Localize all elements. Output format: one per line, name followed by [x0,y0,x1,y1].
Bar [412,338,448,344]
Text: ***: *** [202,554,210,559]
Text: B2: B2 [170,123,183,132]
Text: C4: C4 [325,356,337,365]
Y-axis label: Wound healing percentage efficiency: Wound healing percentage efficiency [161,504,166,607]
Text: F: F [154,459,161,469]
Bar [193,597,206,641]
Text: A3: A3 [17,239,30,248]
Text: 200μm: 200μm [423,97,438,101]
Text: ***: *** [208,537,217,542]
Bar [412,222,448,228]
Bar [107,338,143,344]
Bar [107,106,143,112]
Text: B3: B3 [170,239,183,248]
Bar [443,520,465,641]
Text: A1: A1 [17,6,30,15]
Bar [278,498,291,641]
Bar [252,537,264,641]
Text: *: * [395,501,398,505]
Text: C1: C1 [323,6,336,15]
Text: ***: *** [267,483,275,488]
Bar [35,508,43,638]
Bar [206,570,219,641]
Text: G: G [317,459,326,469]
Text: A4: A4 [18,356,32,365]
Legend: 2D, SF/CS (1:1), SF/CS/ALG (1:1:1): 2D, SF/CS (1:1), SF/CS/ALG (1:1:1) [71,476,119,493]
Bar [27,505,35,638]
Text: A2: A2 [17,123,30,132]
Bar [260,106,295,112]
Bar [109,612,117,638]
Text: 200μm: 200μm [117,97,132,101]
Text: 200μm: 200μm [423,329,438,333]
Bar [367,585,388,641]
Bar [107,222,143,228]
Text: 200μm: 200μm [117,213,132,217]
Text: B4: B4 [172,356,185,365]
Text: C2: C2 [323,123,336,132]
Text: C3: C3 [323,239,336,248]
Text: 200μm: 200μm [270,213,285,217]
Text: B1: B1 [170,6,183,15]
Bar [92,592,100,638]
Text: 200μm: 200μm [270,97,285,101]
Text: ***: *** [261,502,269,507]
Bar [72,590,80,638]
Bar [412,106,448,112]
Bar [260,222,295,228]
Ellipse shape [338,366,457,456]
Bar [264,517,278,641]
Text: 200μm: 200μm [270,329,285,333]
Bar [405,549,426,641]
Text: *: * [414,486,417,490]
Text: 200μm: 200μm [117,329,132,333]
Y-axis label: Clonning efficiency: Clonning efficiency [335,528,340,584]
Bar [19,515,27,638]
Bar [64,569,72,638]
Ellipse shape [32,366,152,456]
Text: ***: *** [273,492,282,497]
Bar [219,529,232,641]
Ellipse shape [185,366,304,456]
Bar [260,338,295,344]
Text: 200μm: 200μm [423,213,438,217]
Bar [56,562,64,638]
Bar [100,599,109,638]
........
WRITTEN INSTRUCTION >>
Count the lines in the records that contain the string "axis". Give only the number.

RESPONSE TO THIS TASK >>
2